» WORK TO COMPLETE: Lines holding the string "color" are the ones to copy from this listing.

» Figure collection entries:
◆ ◆ ◆

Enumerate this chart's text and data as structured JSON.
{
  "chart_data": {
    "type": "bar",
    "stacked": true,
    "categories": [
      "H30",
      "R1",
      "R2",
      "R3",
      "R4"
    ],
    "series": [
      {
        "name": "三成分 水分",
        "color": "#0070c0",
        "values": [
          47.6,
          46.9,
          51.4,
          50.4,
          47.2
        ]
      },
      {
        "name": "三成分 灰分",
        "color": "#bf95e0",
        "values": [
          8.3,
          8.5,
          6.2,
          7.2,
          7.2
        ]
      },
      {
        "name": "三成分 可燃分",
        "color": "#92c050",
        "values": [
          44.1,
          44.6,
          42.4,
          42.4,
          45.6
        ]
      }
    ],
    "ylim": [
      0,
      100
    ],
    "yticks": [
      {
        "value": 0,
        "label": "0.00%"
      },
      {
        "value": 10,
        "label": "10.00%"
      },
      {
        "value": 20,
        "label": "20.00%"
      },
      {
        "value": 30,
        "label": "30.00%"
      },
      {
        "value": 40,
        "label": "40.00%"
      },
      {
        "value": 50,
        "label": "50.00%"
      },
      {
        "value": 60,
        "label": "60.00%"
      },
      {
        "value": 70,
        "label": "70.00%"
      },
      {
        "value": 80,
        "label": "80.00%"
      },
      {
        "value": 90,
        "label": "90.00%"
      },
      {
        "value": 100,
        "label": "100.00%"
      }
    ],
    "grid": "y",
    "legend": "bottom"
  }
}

◆ ◆ ◆

» RESPONSE:
        "color": "#0070c0",
        "color": "#bf95e0",
        "color": "#92c050",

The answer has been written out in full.